GIVEN DATA =
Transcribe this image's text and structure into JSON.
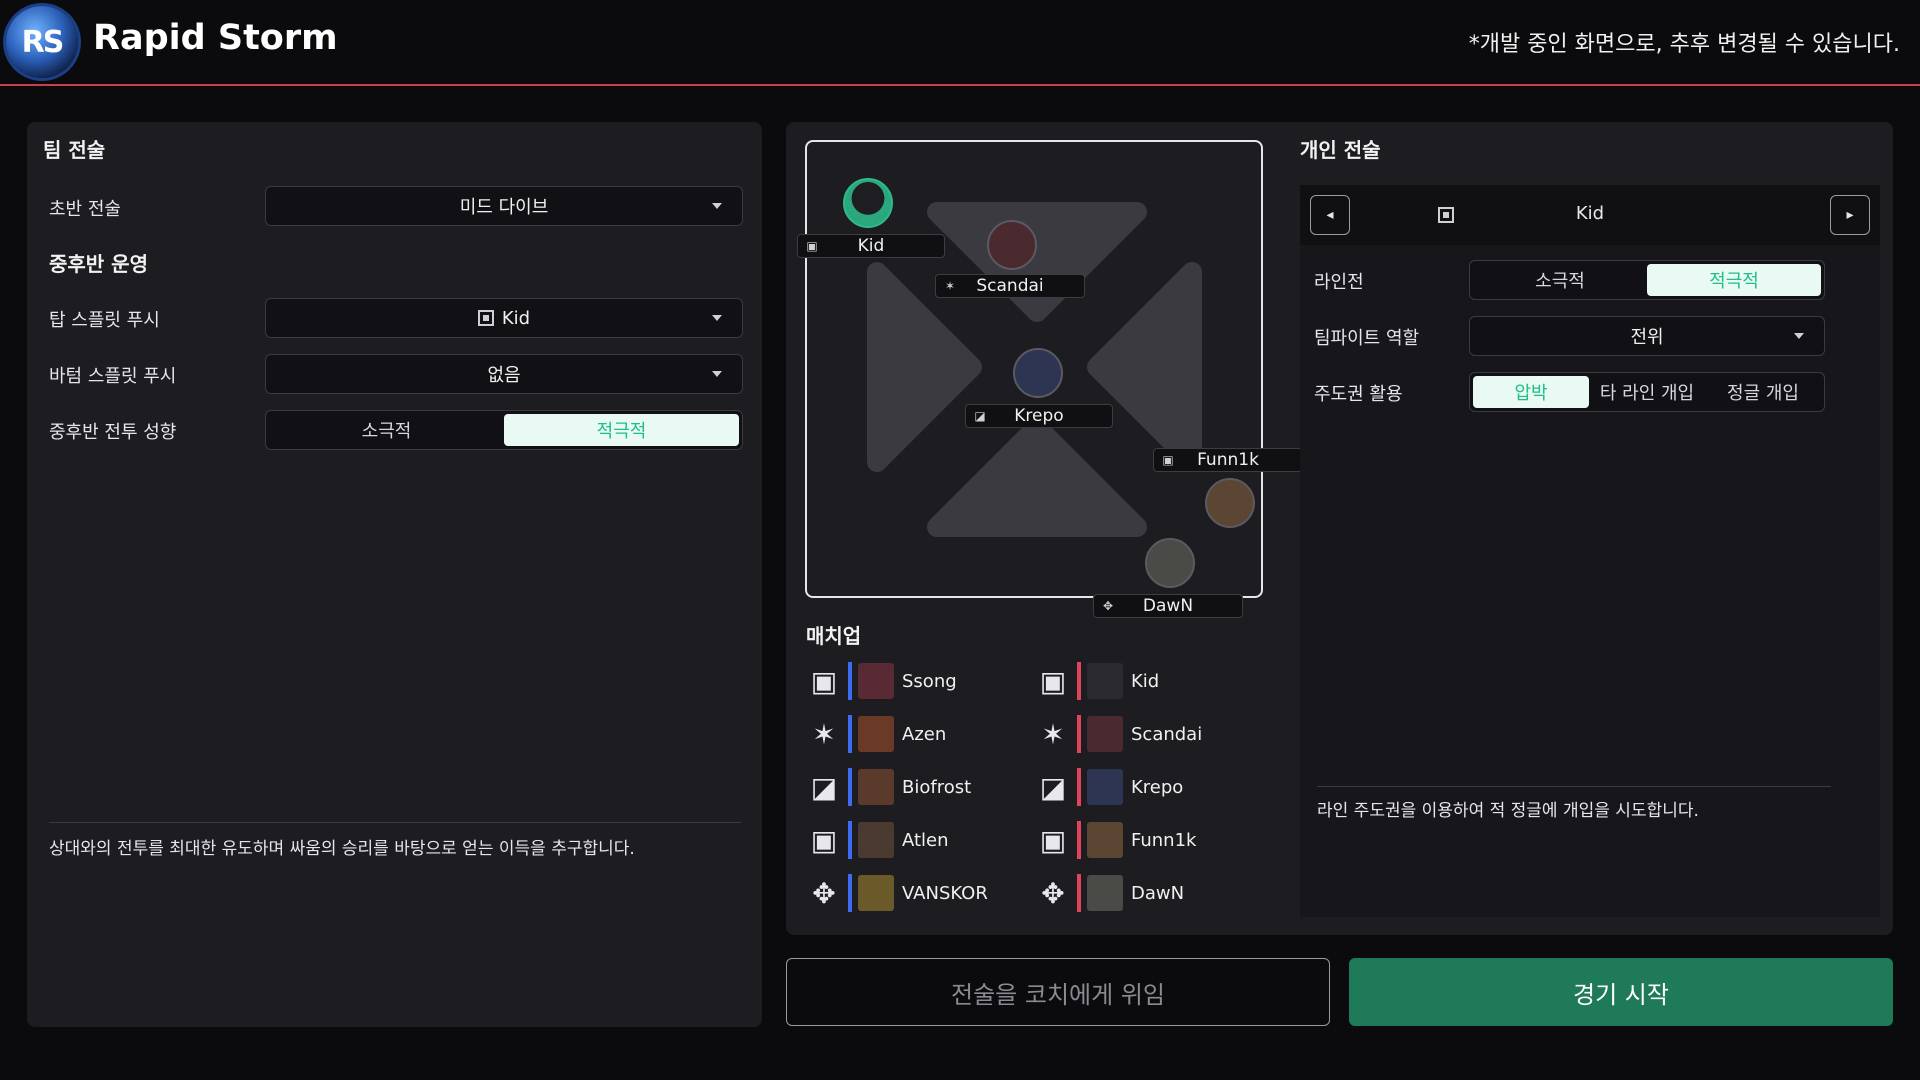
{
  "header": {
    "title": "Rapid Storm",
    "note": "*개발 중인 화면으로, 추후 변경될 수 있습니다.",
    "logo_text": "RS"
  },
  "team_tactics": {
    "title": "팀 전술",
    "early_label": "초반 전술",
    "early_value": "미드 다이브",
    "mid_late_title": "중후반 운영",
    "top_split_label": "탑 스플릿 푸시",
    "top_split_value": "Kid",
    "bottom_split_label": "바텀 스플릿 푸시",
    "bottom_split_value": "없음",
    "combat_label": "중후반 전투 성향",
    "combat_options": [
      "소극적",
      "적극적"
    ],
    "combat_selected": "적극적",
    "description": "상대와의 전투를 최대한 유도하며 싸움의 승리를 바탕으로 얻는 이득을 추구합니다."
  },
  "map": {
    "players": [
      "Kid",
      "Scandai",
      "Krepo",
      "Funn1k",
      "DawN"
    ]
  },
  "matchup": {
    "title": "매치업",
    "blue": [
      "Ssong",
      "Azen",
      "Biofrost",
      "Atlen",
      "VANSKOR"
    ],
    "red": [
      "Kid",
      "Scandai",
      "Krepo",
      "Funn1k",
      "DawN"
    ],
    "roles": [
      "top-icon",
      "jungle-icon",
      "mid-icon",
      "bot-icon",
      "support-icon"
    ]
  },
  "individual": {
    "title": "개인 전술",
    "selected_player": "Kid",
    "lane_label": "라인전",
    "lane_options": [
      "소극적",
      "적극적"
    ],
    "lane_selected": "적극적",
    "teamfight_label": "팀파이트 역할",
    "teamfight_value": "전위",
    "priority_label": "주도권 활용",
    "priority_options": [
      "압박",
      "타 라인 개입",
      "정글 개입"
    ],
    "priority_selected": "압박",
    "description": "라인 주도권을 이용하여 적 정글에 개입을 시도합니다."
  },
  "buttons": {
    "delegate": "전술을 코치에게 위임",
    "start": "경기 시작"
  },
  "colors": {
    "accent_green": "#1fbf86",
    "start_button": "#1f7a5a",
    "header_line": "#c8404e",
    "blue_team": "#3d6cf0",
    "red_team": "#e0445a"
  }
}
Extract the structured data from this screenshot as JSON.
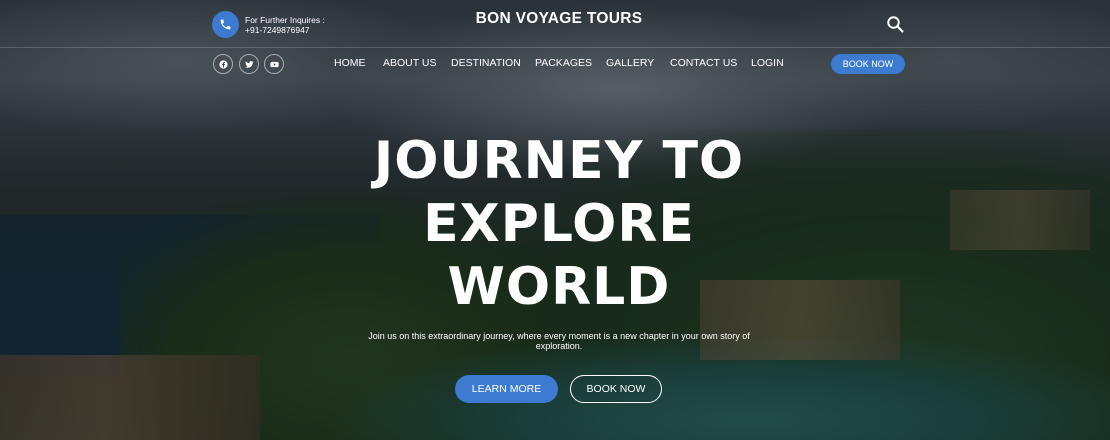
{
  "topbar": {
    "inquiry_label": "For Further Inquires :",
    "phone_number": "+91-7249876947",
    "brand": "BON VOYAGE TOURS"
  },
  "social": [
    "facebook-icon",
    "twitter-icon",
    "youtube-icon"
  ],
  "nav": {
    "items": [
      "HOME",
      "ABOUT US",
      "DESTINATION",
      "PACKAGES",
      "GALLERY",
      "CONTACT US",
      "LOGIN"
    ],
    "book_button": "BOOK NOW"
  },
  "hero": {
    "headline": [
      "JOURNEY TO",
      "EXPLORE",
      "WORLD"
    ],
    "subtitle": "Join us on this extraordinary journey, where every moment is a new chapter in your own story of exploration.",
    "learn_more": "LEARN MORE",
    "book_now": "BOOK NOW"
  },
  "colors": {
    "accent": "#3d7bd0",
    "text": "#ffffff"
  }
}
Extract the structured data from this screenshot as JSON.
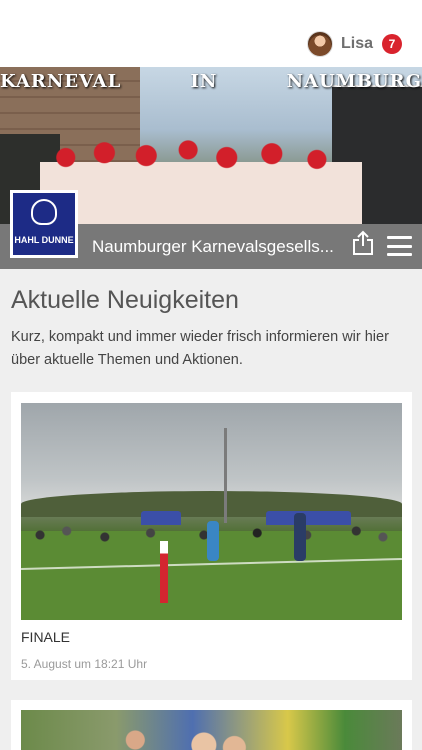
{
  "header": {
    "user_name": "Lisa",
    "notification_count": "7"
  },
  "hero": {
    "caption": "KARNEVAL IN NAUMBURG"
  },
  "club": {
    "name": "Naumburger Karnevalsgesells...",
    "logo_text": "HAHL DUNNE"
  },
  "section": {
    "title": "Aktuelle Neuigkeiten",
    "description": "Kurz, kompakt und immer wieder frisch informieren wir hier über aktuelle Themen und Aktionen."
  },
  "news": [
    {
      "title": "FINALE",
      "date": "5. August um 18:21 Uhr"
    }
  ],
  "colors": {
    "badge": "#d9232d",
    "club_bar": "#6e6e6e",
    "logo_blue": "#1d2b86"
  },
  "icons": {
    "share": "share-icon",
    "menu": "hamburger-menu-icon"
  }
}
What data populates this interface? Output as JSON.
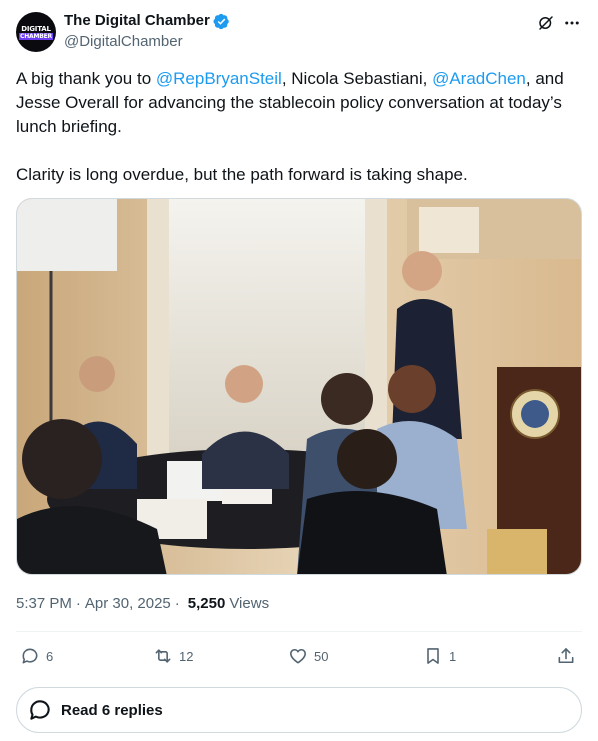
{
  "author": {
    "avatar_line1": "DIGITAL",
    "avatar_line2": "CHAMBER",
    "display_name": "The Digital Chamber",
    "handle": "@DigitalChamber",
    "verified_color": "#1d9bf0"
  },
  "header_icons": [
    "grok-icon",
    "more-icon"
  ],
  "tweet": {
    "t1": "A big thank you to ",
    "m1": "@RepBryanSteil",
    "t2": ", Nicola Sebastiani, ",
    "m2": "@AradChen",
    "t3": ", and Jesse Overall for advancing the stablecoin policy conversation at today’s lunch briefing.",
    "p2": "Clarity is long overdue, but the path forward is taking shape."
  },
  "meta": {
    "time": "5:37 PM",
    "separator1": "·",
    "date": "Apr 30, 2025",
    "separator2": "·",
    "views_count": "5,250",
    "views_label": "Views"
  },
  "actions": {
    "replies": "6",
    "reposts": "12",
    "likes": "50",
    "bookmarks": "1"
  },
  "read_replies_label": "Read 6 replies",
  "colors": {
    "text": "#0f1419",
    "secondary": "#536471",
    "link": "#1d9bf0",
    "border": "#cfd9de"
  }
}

WHAT TO DO = Copy the records word for word, leaving no picture in the copy.

TASK RESPONSE =
Transcribe this image's text and structure into JSON.
{
  "header": {
    "title": "Rapid Storm",
    "note": "*개발 중인 화면으로, 추후 변경될 수 있습니다.",
    "logo_text": "RS"
  },
  "team_tactics": {
    "title": "팀 전술",
    "early_label": "초반 전술",
    "early_value": "미드 다이브",
    "mid_late_title": "중후반 운영",
    "top_split_label": "탑 스플릿 푸시",
    "top_split_value": "Kid",
    "bottom_split_label": "바텀 스플릿 푸시",
    "bottom_split_value": "없음",
    "combat_label": "중후반 전투 성향",
    "combat_options": [
      "소극적",
      "적극적"
    ],
    "combat_selected": "적극적",
    "description": "상대와의 전투를 최대한 유도하며 싸움의 승리를 바탕으로 얻는 이득을 추구합니다."
  },
  "map": {
    "players": [
      "Kid",
      "Scandai",
      "Krepo",
      "Funn1k",
      "DawN"
    ]
  },
  "matchup": {
    "title": "매치업",
    "blue": [
      "Ssong",
      "Azen",
      "Biofrost",
      "Atlen",
      "VANSKOR"
    ],
    "red": [
      "Kid",
      "Scandai",
      "Krepo",
      "Funn1k",
      "DawN"
    ],
    "roles": [
      "top-icon",
      "jungle-icon",
      "mid-icon",
      "bot-icon",
      "support-icon"
    ]
  },
  "individual": {
    "title": "개인 전술",
    "selected_player": "Kid",
    "lane_label": "라인전",
    "lane_options": [
      "소극적",
      "적극적"
    ],
    "lane_selected": "적극적",
    "teamfight_label": "팀파이트 역할",
    "teamfight_value": "전위",
    "priority_label": "주도권 활용",
    "priority_options": [
      "압박",
      "타 라인 개입",
      "정글 개입"
    ],
    "priority_selected": "압박",
    "description": "라인 주도권을 이용하여 적 정글에 개입을 시도합니다."
  },
  "buttons": {
    "delegate": "전술을 코치에게 위임",
    "start": "경기 시작"
  },
  "colors": {
    "accent_green": "#1fbf86",
    "start_button": "#1f7a5a",
    "header_line": "#c8404e",
    "blue_team": "#3d6cf0",
    "red_team": "#e0445a"
  }
}
Extract the structured data from this screenshot as JSON.
{
  "topbar": {
    "inquiry_label": "For Further Inquires :",
    "phone_number": "+91-7249876947",
    "brand": "BON VOYAGE TOURS"
  },
  "social": [
    "facebook-icon",
    "twitter-icon",
    "youtube-icon"
  ],
  "nav": {
    "items": [
      "HOME",
      "ABOUT US",
      "DESTINATION",
      "PACKAGES",
      "GALLERY",
      "CONTACT US",
      "LOGIN"
    ],
    "book_button": "BOOK NOW"
  },
  "hero": {
    "headline": [
      "JOURNEY TO",
      "EXPLORE",
      "WORLD"
    ],
    "subtitle": "Join us on this extraordinary journey, where every moment is a new chapter in your own story of exploration.",
    "learn_more": "LEARN MORE",
    "book_now": "BOOK NOW"
  },
  "colors": {
    "accent": "#3d7bd0",
    "text": "#ffffff"
  }
}
Extract the structured data from this screenshot as JSON.
{
  "header": {
    "user_name": "Lisa",
    "notification_count": "7"
  },
  "hero": {
    "caption": "KARNEVAL IN NAUMBURG"
  },
  "club": {
    "name": "Naumburger Karnevalsgesells...",
    "logo_text": "HAHL DUNNE"
  },
  "section": {
    "title": "Aktuelle Neuigkeiten",
    "description": "Kurz, kompakt und immer wieder frisch informieren wir hier über aktuelle Themen und Aktionen."
  },
  "news": [
    {
      "title": "FINALE",
      "date": "5. August um 18:21 Uhr"
    }
  ],
  "colors": {
    "badge": "#d9232d",
    "club_bar": "#6e6e6e",
    "logo_blue": "#1d2b86"
  },
  "icons": {
    "share": "share-icon",
    "menu": "hamburger-menu-icon"
  }
}
What data populates this interface? Output as JSON.
{
  "author": {
    "avatar_line1": "DIGITAL",
    "avatar_line2": "CHAMBER",
    "display_name": "The Digital Chamber",
    "handle": "@DigitalChamber",
    "verified_color": "#1d9bf0"
  },
  "header_icons": [
    "grok-icon",
    "more-icon"
  ],
  "tweet": {
    "t1": "A big thank you to ",
    "m1": "@RepBryanSteil",
    "t2": ", Nicola Sebastiani, ",
    "m2": "@AradChen",
    "t3": ", and Jesse Overall for advancing the stablecoin policy conversation at today’s lunch briefing.",
    "p2": "Clarity is long overdue, but the path forward is taking shape."
  },
  "meta": {
    "time": "5:37 PM",
    "separator1": "·",
    "date": "Apr 30, 2025",
    "separator2": "·",
    "views_count": "5,250",
    "views_label": "Views"
  },
  "actions": {
    "replies": "6",
    "reposts": "12",
    "likes": "50",
    "bookmarks": "1"
  },
  "read_replies_label": "Read 6 replies",
  "colors": {
    "text": "#0f1419",
    "secondary": "#536471",
    "link": "#1d9bf0",
    "border": "#cfd9de"
  }
}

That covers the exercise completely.